§ **Records supplied**:
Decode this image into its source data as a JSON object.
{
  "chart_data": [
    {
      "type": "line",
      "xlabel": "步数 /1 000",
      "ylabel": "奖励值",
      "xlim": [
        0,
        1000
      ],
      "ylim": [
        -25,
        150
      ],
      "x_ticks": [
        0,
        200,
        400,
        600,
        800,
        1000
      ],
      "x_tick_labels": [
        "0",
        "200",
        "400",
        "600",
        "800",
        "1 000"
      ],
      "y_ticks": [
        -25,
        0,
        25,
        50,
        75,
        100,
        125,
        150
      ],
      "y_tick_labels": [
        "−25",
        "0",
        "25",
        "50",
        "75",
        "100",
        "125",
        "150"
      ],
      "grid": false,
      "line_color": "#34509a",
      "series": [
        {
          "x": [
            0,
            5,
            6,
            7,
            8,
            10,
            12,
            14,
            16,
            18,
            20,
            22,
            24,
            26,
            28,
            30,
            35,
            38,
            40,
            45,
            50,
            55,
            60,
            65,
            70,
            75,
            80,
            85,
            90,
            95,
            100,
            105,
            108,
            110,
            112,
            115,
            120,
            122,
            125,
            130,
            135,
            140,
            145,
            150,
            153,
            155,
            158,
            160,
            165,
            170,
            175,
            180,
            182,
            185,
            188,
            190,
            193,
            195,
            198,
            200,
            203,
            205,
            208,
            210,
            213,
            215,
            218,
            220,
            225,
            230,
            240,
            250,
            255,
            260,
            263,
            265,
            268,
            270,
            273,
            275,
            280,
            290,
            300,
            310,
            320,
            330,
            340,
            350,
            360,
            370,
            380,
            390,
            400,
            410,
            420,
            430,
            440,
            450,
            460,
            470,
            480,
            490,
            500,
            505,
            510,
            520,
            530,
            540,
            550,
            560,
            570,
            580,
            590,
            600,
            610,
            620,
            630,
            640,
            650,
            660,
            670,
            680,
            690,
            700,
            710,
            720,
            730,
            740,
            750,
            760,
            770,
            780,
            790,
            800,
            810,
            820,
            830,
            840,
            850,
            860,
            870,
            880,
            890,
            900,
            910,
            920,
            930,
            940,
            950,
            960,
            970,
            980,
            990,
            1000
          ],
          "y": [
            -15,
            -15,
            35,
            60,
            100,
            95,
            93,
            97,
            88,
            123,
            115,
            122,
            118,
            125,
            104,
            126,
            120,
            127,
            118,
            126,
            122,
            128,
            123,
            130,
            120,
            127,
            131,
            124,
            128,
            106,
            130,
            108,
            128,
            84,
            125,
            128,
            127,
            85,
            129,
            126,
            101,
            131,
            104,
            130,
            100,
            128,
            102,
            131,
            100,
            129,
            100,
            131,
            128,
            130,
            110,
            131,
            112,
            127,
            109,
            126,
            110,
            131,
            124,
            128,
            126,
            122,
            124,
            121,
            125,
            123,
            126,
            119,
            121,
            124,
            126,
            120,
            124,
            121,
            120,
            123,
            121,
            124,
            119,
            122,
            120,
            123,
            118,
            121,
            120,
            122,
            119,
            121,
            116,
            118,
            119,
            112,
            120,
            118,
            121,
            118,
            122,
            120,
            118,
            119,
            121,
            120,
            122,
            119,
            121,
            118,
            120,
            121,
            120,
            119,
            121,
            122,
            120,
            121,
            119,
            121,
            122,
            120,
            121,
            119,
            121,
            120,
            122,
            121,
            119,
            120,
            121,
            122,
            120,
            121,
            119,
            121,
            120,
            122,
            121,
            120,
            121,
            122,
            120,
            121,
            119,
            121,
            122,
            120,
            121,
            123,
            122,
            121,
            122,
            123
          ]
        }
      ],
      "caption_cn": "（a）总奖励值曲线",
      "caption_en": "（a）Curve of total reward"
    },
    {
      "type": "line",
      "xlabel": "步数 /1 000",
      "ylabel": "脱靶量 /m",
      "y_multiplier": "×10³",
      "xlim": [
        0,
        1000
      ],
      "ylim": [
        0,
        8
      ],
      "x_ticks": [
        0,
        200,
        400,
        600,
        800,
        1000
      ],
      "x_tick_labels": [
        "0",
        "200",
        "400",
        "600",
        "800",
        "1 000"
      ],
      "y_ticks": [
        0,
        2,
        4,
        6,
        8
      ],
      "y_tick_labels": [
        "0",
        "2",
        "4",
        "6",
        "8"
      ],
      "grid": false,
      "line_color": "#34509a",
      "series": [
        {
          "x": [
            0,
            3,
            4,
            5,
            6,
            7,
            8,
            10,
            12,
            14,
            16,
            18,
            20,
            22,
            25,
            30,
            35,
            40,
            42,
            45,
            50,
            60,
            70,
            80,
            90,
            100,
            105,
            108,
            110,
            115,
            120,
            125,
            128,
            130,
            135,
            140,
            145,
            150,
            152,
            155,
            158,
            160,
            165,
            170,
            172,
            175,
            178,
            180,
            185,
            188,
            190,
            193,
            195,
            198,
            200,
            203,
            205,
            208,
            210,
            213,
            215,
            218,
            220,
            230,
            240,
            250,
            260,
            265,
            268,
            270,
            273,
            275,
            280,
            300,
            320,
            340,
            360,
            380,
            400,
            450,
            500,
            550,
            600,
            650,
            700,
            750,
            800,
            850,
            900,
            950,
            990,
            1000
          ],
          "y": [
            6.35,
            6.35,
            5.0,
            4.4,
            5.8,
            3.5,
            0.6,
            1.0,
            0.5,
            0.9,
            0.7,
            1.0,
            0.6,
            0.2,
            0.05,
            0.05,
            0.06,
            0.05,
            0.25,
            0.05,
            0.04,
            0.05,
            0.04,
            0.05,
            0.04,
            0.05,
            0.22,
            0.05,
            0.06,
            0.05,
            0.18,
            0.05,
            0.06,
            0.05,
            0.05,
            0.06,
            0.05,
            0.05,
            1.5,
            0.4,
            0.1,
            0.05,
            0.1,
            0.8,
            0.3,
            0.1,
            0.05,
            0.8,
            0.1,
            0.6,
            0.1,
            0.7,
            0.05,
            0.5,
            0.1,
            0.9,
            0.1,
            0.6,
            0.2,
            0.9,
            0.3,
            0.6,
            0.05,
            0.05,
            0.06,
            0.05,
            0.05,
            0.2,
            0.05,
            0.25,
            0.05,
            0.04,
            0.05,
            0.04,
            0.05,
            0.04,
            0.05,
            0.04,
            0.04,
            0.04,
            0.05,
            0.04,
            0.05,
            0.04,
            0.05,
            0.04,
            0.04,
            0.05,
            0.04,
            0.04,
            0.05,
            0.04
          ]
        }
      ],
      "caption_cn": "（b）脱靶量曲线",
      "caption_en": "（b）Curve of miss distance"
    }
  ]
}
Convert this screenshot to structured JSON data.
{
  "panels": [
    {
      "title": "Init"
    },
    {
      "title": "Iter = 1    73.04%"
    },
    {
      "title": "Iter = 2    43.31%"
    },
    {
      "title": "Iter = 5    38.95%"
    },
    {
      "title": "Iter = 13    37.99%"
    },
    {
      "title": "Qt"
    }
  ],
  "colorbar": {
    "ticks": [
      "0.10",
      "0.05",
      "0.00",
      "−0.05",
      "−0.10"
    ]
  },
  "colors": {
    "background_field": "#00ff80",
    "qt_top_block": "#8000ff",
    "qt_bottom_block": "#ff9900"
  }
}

§ **Given task**: Copy out each line of the data containing the string "title".

§ **Exercise response**:
      "title": "Init"
      "title": "Iter = 1    73.04%"
      "title": "Iter = 2    43.31%"
      "title": "Iter = 5    38.95%"
      "title": "Iter = 13    37.99%"
      "title": "Qt"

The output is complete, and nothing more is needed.